Your goal: Only the number is needed: how many lines contain the word "降低碳排放"?
• • • • • • •
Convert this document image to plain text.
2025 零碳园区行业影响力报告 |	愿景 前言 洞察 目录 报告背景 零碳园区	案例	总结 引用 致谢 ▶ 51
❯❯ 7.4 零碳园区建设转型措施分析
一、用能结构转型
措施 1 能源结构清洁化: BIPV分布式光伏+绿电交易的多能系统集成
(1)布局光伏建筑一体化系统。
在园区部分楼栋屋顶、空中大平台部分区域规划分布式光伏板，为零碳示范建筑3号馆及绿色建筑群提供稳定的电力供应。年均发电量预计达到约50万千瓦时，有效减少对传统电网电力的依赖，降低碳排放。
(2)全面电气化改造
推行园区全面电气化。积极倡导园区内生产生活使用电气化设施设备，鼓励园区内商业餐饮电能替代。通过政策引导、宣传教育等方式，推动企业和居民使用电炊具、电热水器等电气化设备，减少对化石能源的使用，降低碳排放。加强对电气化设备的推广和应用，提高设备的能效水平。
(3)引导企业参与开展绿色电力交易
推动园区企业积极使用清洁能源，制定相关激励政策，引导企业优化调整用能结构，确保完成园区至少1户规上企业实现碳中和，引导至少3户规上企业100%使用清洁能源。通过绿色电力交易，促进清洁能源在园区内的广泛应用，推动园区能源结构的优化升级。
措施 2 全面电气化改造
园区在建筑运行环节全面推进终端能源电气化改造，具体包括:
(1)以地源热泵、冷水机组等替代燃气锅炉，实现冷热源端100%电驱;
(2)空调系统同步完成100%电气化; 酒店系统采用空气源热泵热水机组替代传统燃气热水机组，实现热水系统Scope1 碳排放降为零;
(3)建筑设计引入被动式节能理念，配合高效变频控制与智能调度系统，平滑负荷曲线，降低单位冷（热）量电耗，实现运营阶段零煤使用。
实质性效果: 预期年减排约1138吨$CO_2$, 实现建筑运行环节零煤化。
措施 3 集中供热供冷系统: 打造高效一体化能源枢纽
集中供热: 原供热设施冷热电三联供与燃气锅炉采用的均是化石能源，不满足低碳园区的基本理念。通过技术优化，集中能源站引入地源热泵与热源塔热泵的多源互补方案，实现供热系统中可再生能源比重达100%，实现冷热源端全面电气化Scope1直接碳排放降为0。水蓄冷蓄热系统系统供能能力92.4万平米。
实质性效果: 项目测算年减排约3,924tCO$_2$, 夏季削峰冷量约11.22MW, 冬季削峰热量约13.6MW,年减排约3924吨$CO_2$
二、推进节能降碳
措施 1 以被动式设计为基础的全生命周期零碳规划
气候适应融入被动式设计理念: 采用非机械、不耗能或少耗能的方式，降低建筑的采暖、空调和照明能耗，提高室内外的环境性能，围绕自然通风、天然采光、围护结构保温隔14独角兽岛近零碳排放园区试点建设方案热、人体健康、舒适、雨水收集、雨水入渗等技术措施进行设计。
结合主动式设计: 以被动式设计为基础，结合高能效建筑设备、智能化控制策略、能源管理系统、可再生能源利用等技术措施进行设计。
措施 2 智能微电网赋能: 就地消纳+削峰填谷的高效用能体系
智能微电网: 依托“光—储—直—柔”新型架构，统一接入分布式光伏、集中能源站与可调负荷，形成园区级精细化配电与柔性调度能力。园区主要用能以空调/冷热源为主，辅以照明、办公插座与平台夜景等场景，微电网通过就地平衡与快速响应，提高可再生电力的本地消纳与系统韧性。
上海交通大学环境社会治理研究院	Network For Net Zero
• • • • • • •
Written answer: 2